> **To be done**
Go through the entries and count the lines with the string "dark" in them. Give only that number.

> **Data for this task**
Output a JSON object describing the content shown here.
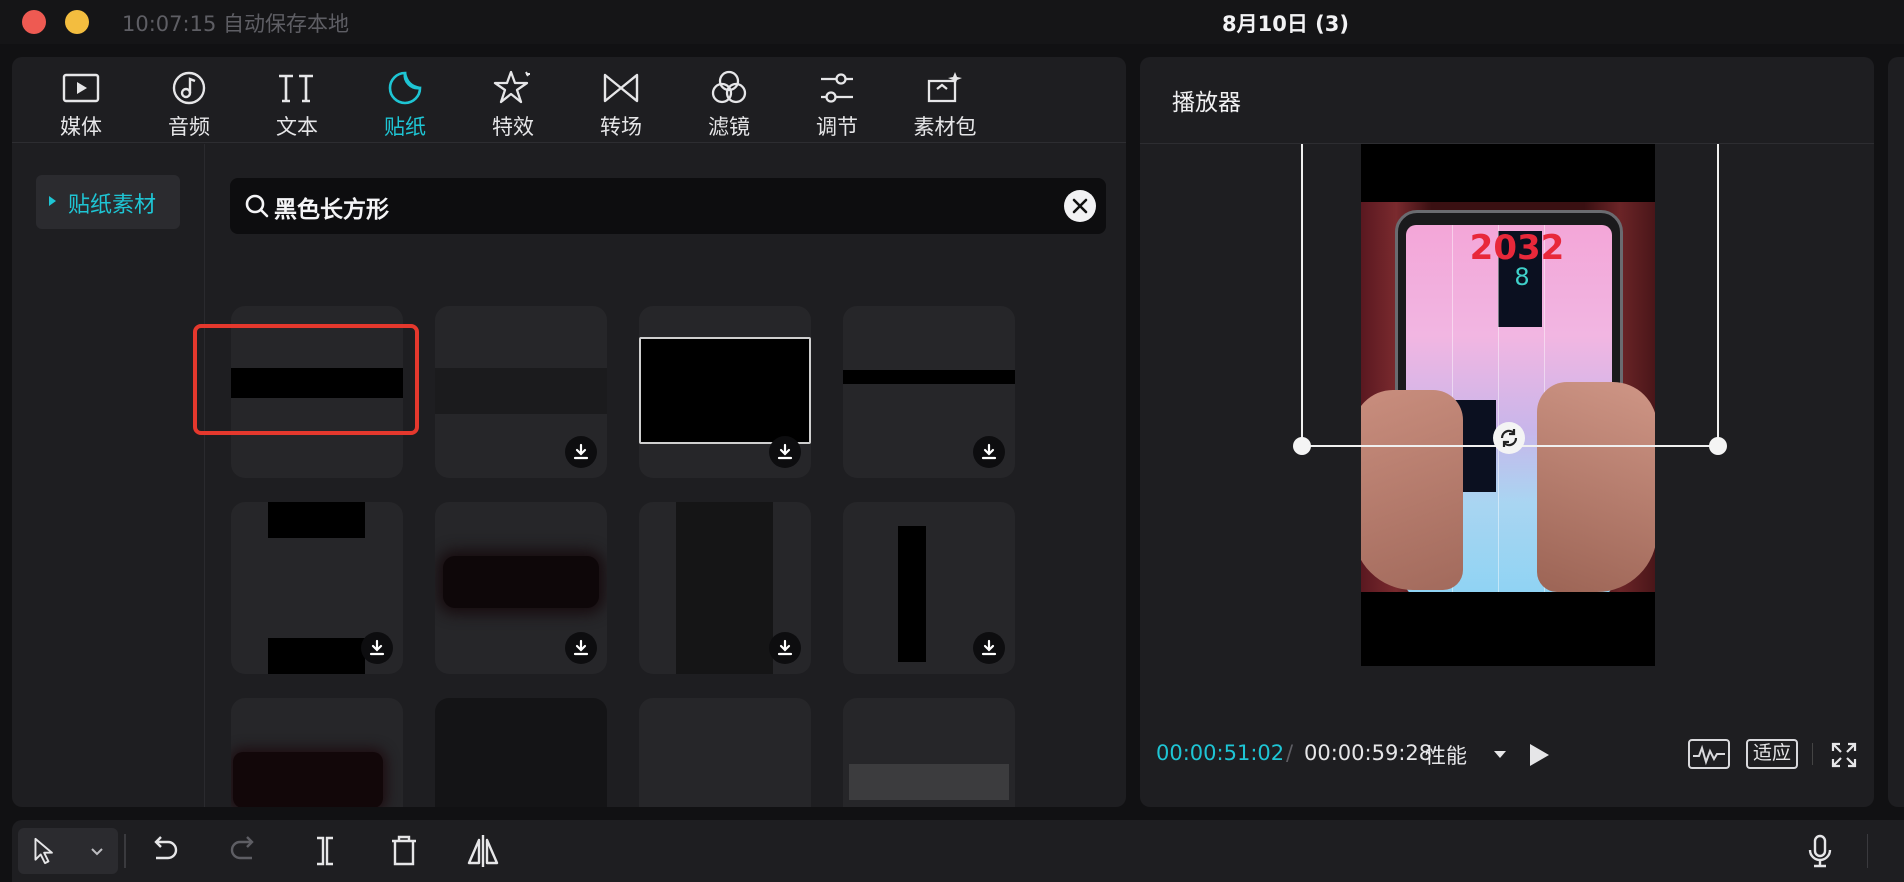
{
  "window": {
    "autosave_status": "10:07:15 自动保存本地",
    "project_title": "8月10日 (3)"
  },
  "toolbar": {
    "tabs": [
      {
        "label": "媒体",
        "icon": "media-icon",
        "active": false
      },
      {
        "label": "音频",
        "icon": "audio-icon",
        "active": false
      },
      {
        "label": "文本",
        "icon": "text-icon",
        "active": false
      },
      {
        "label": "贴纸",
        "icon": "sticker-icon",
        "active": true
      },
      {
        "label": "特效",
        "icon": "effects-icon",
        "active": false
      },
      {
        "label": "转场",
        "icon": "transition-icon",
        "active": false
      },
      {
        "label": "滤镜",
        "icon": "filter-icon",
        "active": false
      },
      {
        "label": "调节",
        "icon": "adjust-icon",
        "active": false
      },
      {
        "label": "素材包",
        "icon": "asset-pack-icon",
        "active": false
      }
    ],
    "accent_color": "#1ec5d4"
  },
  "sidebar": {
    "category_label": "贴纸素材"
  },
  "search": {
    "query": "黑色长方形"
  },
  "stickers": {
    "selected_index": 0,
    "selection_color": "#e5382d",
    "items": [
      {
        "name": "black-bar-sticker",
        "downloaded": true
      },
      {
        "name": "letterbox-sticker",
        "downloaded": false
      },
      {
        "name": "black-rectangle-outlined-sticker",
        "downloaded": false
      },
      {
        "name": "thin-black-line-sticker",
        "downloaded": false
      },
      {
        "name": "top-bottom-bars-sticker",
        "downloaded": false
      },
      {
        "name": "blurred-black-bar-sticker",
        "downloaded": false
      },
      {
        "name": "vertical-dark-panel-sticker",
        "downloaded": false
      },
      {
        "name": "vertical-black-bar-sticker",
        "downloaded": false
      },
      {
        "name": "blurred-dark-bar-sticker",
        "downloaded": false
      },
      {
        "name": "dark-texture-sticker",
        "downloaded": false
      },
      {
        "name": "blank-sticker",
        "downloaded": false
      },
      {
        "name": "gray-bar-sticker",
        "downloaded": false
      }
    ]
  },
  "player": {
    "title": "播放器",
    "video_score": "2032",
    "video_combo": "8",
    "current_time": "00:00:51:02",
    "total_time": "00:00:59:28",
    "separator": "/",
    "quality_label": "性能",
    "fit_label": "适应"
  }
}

> **Solved exercise**
3